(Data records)
-- -- --
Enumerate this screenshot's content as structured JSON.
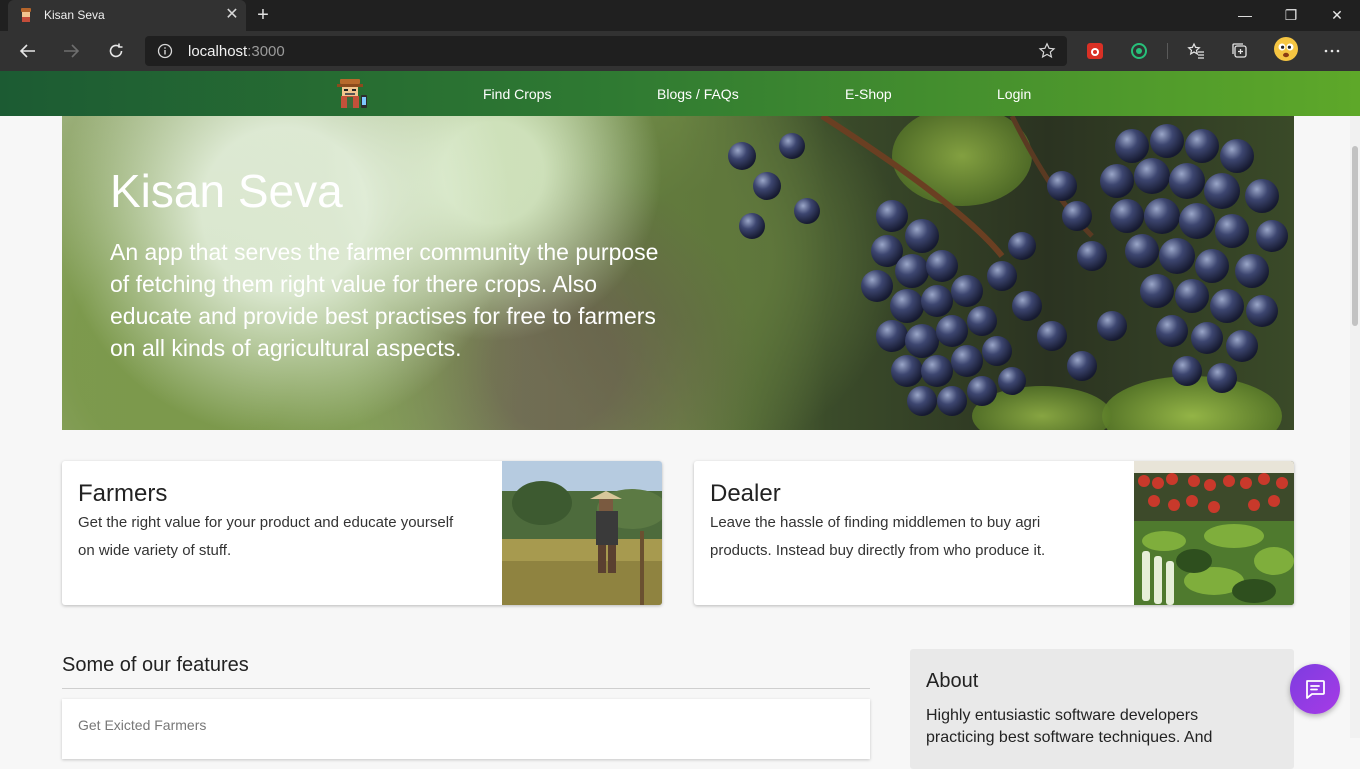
{
  "browser": {
    "tab_title": "Kisan Seva",
    "tab_close": "✕",
    "new_tab": "+",
    "url_host": "localhost",
    "url_port": ":3000",
    "window_controls": {
      "minimize": "—",
      "restore": "❐",
      "close": "✕"
    },
    "icons": [
      "back-icon",
      "forward-icon",
      "refresh-icon",
      "info-icon",
      "favorite-star-icon",
      "extension-icon",
      "extension-icon",
      "favorites-icon",
      "collections-icon",
      "profile-avatar-icon",
      "more-menu-icon"
    ]
  },
  "nav": {
    "items": [
      {
        "label": "Find Crops"
      },
      {
        "label": "Blogs / FAQs"
      },
      {
        "label": "E-Shop"
      },
      {
        "label": "Login"
      }
    ]
  },
  "hero": {
    "title": "Kisan Seva",
    "description": "An app that serves the farmer community the purpose of fetching them right value for there crops. Also educate and provide best practises for free to farmers on all kinds of agricultural aspects."
  },
  "cards": [
    {
      "title": "Farmers",
      "text": "Get the right value for your product and educate yourself on wide variety of stuff."
    },
    {
      "title": "Dealer",
      "text": "Leave the hassle of finding middlemen to buy agri products. Instead buy directly from who produce it."
    }
  ],
  "features": {
    "heading": "Some of our features",
    "items": [
      {
        "label": "Get Exicted Farmers"
      }
    ]
  },
  "about": {
    "title": "About",
    "text": "Highly entusiastic software developers practicing best software techniques. And"
  },
  "colors": {
    "nav_start": "#1c5b33",
    "nav_end": "#5ea829",
    "chat_fab": "#8e3be3"
  }
}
-- -- --
Given instruction
Pictures are excluded; copy all other data exactly as shown.

Result of the task
Enumerate this screenshot's content as structured JSON.
{
  "browser": {
    "tab_title": "Kisan Seva",
    "tab_close": "✕",
    "new_tab": "+",
    "url_host": "localhost",
    "url_port": ":3000",
    "window_controls": {
      "minimize": "—",
      "restore": "❐",
      "close": "✕"
    },
    "icons": [
      "back-icon",
      "forward-icon",
      "refresh-icon",
      "info-icon",
      "favorite-star-icon",
      "extension-icon",
      "extension-icon",
      "favorites-icon",
      "collections-icon",
      "profile-avatar-icon",
      "more-menu-icon"
    ]
  },
  "nav": {
    "items": [
      {
        "label": "Find Crops"
      },
      {
        "label": "Blogs / FAQs"
      },
      {
        "label": "E-Shop"
      },
      {
        "label": "Login"
      }
    ]
  },
  "hero": {
    "title": "Kisan Seva",
    "description": "An app that serves the farmer community the purpose of fetching them right value for there crops. Also educate and provide best practises for free to farmers on all kinds of agricultural aspects."
  },
  "cards": [
    {
      "title": "Farmers",
      "text": "Get the right value for your product and educate yourself on wide variety of stuff."
    },
    {
      "title": "Dealer",
      "text": "Leave the hassle of finding middlemen to buy agri products. Instead buy directly from who produce it."
    }
  ],
  "features": {
    "heading": "Some of our features",
    "items": [
      {
        "label": "Get Exicted Farmers"
      }
    ]
  },
  "about": {
    "title": "About",
    "text": "Highly entusiastic software developers practicing best software techniques. And"
  },
  "colors": {
    "nav_start": "#1c5b33",
    "nav_end": "#5ea829",
    "chat_fab": "#8e3be3"
  }
}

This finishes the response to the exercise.